#### What to work on:
Reproduce every record below exactly as written, but leave out any pictures.

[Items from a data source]
--- Begin ---

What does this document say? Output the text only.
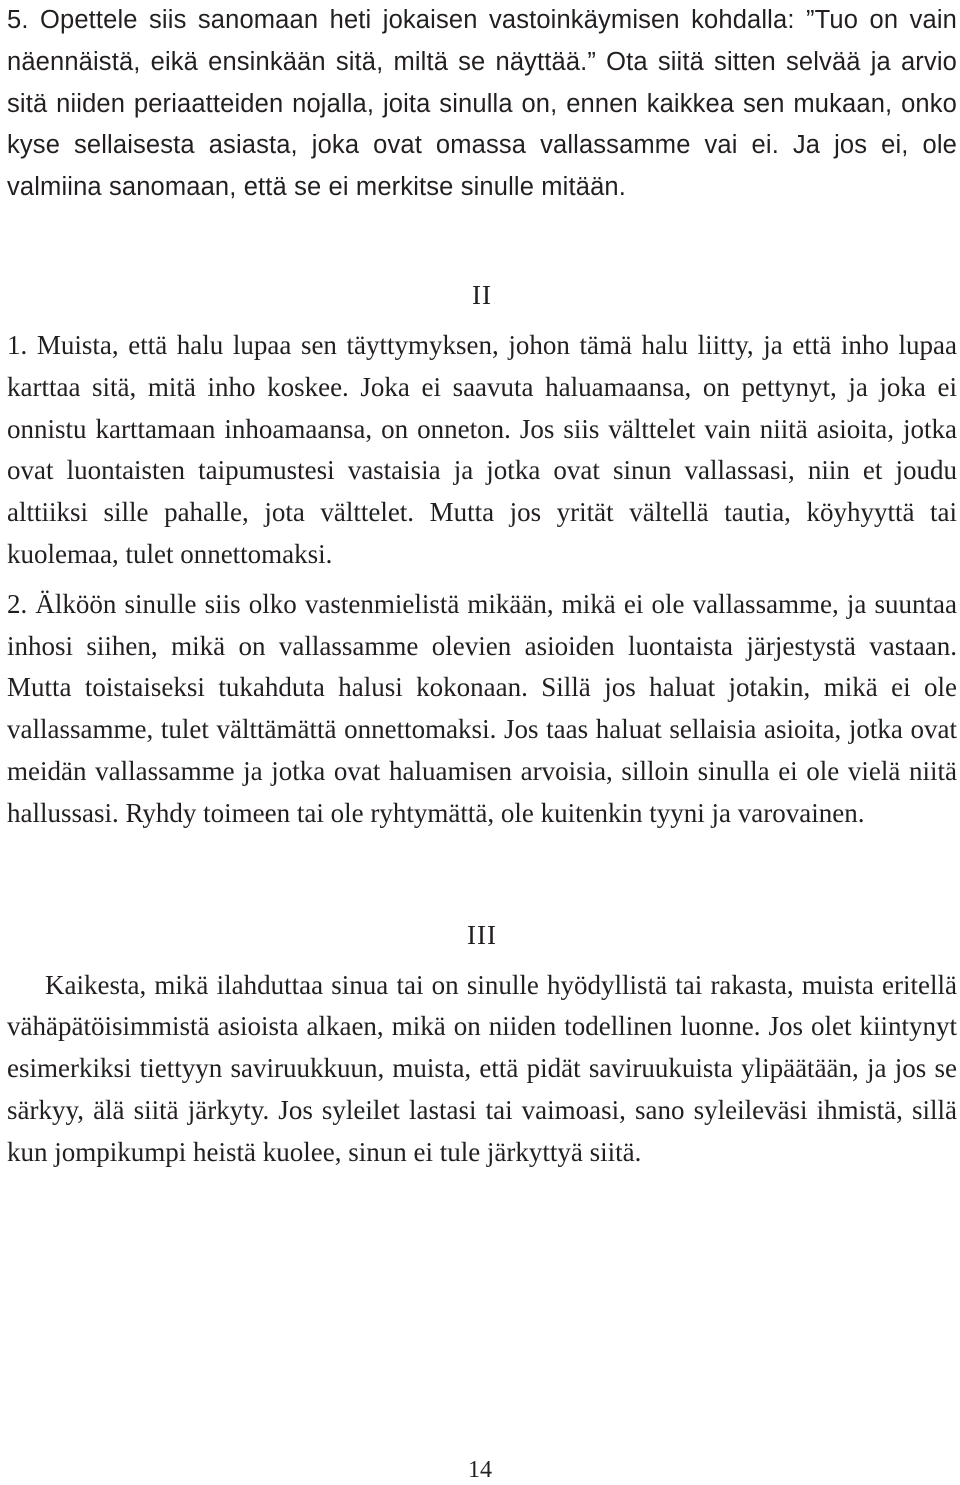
5. Opettele siis sanomaan heti jokaisen vastoinkäymisen kohdalla: ”Tuo on vain näennäistä, eikä ensinkään sitä, miltä se näyttää.” Ota siitä sitten selvää ja arvio sitä niiden periaatteiden nojalla, joita sinulla on, ennen kaikkea sen mukaan, onko kyse sellaisesta asiasta, joka ovat omassa vallassamme vai ei. Ja jos ei, ole valmiina sanomaan, että se ei merkitse sinulle mitään.

II

1. Muista, että halu lupaa sen täyttymyksen, johon tämä halu liitty, ja että inho lupaa karttaa sitä, mitä inho koskee. Joka ei saavuta haluamaansa, on pettynyt, ja joka ei onnistu karttamaan inhoamaansa, on onneton. Jos siis välttelet vain niitä asioita, jotka ovat luontaisten taipumustesi vastaisia ja jotka ovat sinun vallassasi, niin et joudu alttiiksi sille pahalle, jota välttelet. Mutta jos yrität vältellä tautia, köyhyyttä tai kuolemaa, tulet onnettomaksi.

2. Älköön sinulle siis olko vastenmielistä mikään, mikä ei ole vallassamme, ja suuntaa inhosi siihen, mikä on vallassamme olevien asioiden luontaista järjestystä vastaan. Mutta toistaiseksi tukahduta halusi kokonaan. Sillä jos haluat jotakin, mikä ei ole vallassamme, tulet välttämättä onnettomaksi. Jos taas haluat sellaisia asioita, jotka ovat meidän vallassamme ja jotka ovat haluamisen arvoisia, silloin sinulla ei ole vielä niitä hallussasi. Ryhdy toimeen tai ole ryhtymättä, ole kuitenkin tyyni ja varovainen.

III

Kaikesta, mikä ilahduttaa sinua tai on sinulle hyödyllistä tai rakasta, muista eritellä vähäpätöisimmistä asioista alkaen, mikä on niiden todellinen luonne. Jos olet kiintynyt esimerkiksi tiettyyn saviruukkuun, muista, että pidät saviruukuista ylipäätään, ja jos se särkyy, älä siitä järkyty. Jos syleilet lastasi tai vaimoasi, sano syleileväsi ihmistä, sillä kun jompikumpi heistä kuolee, sinun ei tule järkyttyä siitä.

14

--- End ---

#### Written answer:
What does this document say? Output the text only.
5. Opettele siis sanomaan heti jokaisen vastoinkäymisen kohdalla: ”Tuo on vain näennäistä, eikä ensinkään sitä, miltä se näyttää.” Ota siitä sitten selvää ja arvio sitä niiden periaatteiden nojalla, joita sinulla on, ennen kaikkea sen mukaan, onko kyse sellaisesta asiasta, joka ovat omassa vallassamme vai ei. Ja jos ei, ole valmiina sanomaan, että se ei merkitse sinulle mitään.

II

1. Muista, että halu lupaa sen täyttymyksen, johon tämä halu liitty, ja että inho lupaa karttaa sitä, mitä inho koskee. Joka ei saavuta haluamaansa, on pettynyt, ja joka ei onnistu karttamaan inhoamaansa, on onneton. Jos siis välttelet vain niitä asioita, jotka ovat luontaisten taipumustesi vastaisia ja jotka ovat sinun vallassasi, niin et joudu alttiiksi sille pahalle, jota välttelet. Mutta jos yrität vältellä tautia, köyhyyttä tai kuolemaa, tulet onnettomaksi.

2. Älköön sinulle siis olko vastenmielistä mikään, mikä ei ole vallassamme, ja suuntaa inhosi siihen, mikä on vallassamme olevien asioiden luontaista järjestystä vastaan. Mutta toistaiseksi tukahduta halusi kokonaan. Sillä jos haluat jotakin, mikä ei ole vallassamme, tulet välttämättä onnettomaksi. Jos taas haluat sellaisia asioita, jotka ovat meidän vallassamme ja jotka ovat haluamisen arvoisia, silloin sinulla ei ole vielä niitä hallussasi. Ryhdy toimeen tai ole ryhtymättä, ole kuitenkin tyyni ja varovainen.

III

Kaikesta, mikä ilahduttaa sinua tai on sinulle hyödyllistä tai rakasta, muista eritellä vähäpätöisimmistä asioista alkaen, mikä on niiden todellinen luonne. Jos olet kiintynyt esimerkiksi tiettyyn saviruukkuun, muista, että pidät saviruukuista ylipäätään, ja jos se särkyy, älä siitä järkyty. Jos syleilet lastasi tai vaimoasi, sano syleileväsi ihmistä, sillä kun jompikumpi heistä kuolee, sinun ei tule järkyttyä siitä.

14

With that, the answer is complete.